THE EXERCISE: Work through the data below and give the number of lines holding "ffffff", nothing more.
(begin)
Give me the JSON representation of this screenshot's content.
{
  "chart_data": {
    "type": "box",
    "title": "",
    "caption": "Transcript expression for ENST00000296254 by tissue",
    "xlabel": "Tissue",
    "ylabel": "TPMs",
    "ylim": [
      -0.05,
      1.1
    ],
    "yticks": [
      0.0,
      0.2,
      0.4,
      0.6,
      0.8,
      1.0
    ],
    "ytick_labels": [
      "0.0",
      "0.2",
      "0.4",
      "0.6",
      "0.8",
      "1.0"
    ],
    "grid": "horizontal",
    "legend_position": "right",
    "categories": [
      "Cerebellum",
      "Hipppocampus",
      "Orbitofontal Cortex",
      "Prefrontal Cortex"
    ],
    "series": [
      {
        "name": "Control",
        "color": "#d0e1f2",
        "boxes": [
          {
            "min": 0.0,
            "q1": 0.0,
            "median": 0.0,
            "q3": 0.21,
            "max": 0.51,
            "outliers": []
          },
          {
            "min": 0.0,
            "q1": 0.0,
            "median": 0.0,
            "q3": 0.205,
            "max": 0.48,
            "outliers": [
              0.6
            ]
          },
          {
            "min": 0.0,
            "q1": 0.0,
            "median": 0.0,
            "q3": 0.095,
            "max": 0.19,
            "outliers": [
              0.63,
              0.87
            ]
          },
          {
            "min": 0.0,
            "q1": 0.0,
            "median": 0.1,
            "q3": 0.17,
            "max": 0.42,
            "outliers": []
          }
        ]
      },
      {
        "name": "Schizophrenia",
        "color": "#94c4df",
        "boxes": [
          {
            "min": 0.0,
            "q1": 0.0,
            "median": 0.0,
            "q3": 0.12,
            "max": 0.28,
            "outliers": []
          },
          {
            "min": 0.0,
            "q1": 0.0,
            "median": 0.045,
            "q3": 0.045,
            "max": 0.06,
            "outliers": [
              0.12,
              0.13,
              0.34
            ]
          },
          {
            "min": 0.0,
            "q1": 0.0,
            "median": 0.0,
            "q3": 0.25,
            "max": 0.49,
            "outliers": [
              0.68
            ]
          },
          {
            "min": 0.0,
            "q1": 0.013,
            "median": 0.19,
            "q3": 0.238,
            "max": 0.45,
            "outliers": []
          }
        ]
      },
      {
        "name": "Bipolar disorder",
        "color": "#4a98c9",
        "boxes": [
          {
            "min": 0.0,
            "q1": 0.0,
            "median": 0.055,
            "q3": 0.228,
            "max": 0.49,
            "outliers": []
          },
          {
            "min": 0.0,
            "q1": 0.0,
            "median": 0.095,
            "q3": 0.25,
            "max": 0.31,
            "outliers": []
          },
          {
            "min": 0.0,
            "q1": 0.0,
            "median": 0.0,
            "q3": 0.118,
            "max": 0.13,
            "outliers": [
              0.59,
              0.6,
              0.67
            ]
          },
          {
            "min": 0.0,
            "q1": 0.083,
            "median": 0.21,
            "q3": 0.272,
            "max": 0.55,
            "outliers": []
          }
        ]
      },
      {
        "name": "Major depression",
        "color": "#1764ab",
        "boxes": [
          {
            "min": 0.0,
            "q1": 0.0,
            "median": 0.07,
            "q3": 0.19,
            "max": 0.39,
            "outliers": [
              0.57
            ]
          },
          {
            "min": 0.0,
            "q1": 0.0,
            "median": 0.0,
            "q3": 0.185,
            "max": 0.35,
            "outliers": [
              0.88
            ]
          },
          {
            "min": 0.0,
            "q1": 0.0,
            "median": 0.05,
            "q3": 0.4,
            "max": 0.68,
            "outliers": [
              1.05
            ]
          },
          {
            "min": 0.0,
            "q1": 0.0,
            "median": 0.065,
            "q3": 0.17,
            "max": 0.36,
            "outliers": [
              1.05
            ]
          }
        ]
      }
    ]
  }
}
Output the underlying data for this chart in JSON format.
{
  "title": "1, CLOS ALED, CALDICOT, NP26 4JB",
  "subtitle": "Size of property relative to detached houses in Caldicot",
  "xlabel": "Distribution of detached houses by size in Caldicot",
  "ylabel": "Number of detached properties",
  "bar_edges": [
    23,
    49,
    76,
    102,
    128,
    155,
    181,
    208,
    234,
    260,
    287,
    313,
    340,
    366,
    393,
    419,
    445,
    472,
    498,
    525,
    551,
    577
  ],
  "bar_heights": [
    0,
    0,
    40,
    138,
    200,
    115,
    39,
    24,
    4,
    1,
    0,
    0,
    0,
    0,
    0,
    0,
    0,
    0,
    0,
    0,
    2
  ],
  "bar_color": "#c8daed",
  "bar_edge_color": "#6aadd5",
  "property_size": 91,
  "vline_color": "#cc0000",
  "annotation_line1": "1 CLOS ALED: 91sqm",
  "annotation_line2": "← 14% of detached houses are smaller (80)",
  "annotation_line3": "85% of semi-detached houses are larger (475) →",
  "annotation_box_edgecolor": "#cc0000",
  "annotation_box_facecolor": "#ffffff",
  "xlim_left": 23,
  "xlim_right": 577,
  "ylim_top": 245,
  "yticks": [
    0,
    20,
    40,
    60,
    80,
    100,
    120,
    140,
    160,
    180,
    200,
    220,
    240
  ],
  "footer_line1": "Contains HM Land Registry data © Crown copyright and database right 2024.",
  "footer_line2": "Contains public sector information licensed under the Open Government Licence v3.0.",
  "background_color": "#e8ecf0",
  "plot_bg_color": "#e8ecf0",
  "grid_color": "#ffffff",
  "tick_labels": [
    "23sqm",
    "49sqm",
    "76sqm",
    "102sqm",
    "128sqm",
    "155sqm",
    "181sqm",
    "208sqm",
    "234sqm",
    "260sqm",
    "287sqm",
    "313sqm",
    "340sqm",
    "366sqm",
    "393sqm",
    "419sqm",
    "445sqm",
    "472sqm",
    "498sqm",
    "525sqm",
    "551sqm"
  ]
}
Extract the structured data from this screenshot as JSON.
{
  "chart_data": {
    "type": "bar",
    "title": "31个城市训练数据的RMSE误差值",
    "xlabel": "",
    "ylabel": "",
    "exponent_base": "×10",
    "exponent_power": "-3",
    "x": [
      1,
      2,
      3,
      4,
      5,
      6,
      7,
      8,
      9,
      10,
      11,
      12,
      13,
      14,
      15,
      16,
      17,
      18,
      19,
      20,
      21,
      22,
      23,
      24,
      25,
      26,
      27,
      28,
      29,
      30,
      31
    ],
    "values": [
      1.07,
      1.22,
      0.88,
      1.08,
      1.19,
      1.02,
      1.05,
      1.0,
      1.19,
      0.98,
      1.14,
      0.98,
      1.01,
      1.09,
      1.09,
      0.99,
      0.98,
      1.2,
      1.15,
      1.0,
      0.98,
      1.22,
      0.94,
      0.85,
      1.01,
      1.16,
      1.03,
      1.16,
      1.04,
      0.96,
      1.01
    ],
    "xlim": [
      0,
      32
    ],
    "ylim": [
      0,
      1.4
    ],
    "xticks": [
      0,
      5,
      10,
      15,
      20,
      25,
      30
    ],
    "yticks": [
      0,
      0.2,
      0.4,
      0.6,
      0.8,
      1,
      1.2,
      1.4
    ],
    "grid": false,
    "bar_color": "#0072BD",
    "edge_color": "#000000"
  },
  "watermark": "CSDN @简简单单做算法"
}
(end)
COMPLETED EXERCISE: 2